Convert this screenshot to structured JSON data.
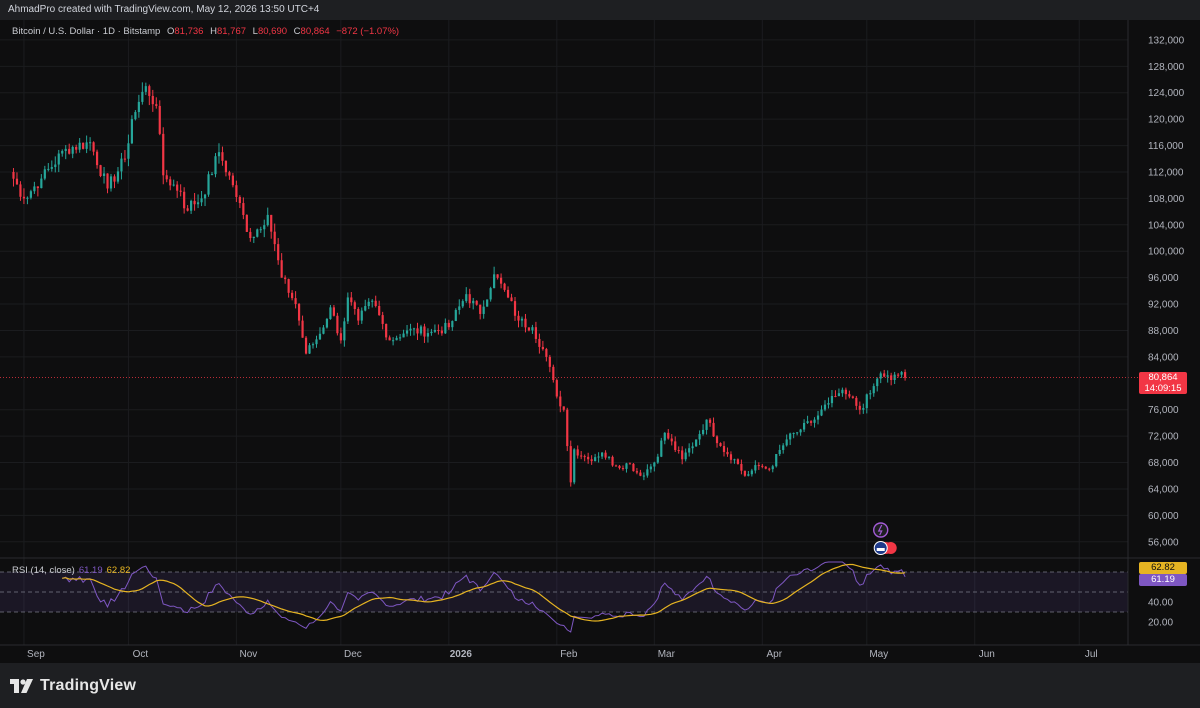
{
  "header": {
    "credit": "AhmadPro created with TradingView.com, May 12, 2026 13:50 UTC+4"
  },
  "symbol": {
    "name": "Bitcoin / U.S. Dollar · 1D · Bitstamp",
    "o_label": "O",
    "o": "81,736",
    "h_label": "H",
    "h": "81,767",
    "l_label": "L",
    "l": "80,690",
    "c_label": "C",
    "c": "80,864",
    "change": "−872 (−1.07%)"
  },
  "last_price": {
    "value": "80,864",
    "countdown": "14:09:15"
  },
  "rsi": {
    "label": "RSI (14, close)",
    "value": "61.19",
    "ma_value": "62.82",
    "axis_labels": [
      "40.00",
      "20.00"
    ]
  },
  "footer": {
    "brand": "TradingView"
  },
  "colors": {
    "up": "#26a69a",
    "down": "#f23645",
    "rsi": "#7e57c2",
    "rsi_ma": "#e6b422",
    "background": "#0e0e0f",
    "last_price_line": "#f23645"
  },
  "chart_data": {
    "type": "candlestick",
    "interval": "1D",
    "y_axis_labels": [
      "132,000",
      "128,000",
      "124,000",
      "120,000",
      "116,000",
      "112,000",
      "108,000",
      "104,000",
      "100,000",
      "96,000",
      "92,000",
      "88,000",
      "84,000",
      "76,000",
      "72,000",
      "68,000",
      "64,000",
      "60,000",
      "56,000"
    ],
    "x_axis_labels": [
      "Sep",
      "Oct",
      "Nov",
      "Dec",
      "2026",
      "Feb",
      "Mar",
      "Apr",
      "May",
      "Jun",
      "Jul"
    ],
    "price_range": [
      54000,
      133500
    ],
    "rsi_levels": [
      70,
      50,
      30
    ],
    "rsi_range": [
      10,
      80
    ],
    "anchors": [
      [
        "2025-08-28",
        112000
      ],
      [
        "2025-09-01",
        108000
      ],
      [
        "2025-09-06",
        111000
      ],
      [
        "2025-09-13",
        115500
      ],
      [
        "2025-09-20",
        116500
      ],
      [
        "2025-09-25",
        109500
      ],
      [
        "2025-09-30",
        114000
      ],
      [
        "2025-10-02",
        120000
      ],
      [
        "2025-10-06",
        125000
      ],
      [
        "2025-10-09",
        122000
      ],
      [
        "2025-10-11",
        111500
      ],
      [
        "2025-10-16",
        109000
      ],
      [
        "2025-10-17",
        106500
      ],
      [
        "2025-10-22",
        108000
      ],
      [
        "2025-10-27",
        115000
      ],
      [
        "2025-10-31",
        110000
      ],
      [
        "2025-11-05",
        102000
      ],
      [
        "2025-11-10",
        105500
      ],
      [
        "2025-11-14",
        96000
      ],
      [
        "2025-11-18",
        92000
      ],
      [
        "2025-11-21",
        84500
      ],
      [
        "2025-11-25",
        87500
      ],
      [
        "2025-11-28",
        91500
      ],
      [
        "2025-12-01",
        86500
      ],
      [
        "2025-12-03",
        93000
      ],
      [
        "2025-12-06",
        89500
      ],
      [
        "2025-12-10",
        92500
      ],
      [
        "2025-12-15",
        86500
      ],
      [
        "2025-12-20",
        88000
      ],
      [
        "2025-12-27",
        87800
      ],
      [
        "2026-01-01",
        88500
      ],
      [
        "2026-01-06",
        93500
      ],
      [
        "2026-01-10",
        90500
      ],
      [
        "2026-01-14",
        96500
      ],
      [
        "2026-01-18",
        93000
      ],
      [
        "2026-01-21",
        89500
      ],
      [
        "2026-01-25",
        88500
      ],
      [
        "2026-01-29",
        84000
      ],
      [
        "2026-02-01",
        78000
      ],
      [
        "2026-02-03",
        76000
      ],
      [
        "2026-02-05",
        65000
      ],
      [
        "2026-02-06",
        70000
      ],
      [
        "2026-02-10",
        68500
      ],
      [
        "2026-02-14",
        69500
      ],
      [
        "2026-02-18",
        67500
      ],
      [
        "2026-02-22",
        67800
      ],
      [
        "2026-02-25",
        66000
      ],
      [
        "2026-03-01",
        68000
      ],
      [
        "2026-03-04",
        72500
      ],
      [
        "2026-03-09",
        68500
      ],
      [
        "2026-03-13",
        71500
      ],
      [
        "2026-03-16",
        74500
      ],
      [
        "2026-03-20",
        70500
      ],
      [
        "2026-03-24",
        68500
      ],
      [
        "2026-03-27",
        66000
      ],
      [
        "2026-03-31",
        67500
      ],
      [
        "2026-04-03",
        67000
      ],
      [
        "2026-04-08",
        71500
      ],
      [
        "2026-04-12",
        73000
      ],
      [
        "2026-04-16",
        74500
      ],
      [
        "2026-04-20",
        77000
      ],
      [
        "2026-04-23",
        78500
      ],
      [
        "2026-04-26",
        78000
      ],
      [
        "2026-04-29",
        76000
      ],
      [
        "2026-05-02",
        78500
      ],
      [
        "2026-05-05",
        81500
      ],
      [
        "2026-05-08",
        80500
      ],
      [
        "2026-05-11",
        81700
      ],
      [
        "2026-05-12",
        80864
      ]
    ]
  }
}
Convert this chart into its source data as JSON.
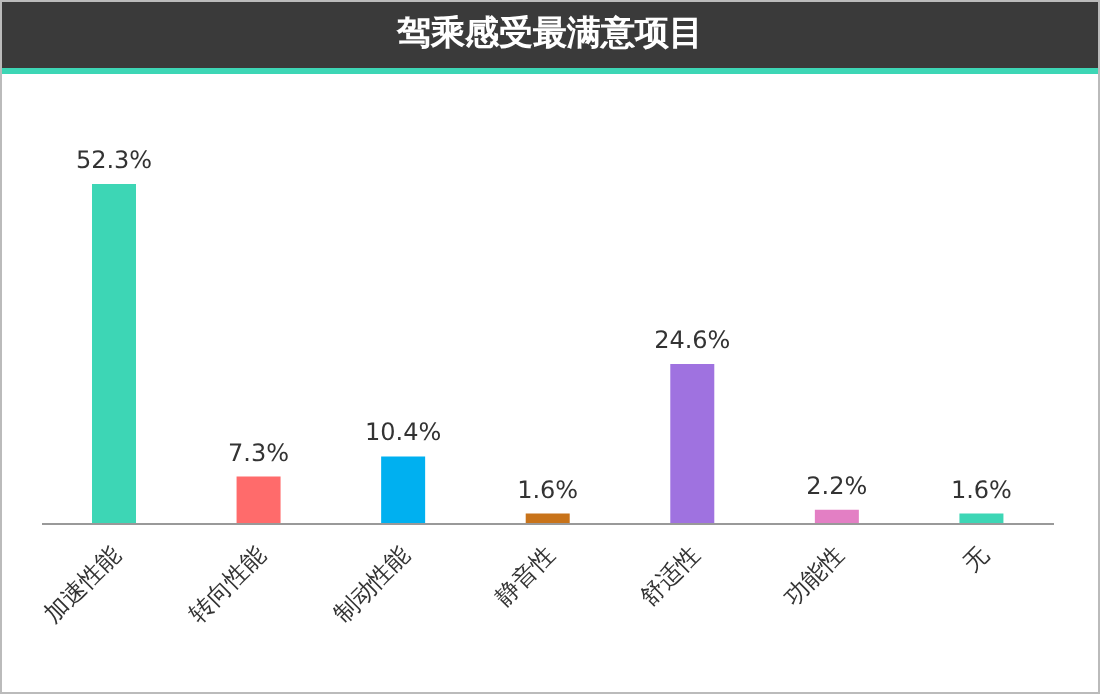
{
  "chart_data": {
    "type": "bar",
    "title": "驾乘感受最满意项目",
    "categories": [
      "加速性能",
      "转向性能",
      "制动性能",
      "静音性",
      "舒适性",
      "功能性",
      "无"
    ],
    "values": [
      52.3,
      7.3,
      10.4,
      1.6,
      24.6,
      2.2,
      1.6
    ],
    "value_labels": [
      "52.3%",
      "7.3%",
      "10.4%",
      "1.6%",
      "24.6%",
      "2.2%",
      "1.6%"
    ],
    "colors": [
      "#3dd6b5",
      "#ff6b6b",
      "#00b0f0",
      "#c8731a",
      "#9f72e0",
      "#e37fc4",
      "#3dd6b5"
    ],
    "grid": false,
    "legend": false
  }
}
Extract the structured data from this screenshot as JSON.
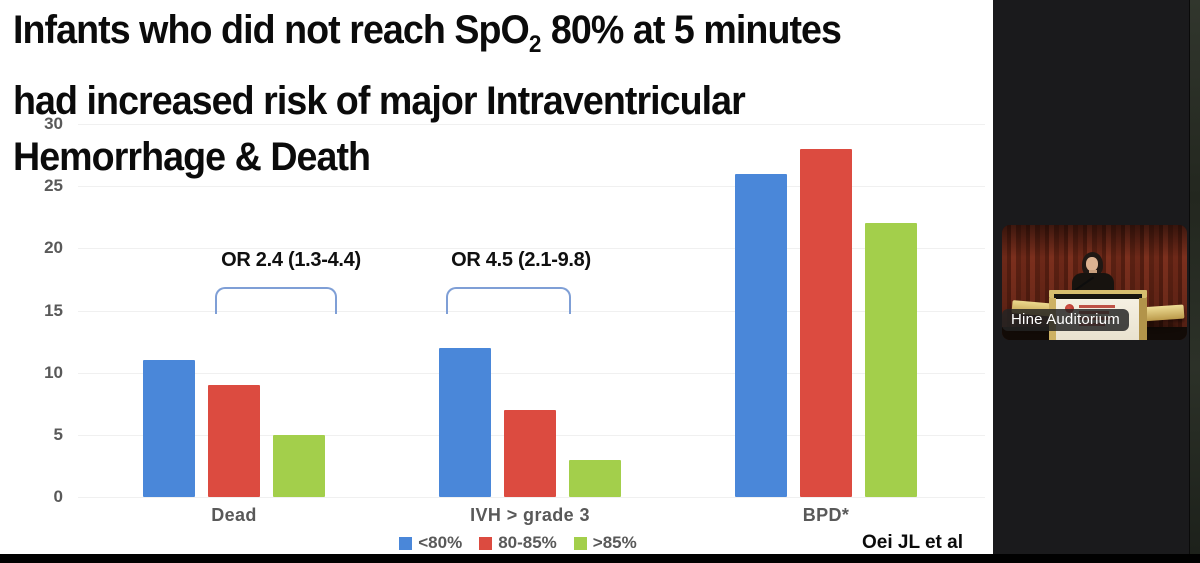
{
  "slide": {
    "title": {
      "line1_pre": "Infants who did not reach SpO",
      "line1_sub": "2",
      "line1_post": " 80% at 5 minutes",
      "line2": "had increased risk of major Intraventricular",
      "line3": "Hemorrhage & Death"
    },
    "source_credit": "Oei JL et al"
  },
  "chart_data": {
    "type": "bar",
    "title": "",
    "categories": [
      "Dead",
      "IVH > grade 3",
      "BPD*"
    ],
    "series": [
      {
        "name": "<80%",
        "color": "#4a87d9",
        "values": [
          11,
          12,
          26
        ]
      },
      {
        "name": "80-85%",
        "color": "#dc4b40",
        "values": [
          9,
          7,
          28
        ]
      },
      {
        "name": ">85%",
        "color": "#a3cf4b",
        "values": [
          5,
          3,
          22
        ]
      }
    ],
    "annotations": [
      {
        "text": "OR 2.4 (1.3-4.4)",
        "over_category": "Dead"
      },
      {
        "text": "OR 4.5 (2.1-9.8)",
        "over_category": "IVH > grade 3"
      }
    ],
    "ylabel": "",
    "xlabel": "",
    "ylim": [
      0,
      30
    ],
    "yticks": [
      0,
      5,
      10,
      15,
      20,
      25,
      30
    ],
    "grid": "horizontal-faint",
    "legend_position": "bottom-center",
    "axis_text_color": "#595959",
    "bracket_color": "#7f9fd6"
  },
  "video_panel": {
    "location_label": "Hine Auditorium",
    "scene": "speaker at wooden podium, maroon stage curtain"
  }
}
☆ ☆ ☆ ☆
**Job**
What is the number of lines above that contain the string "JSON"? Answer with the number alone.

**Output**
3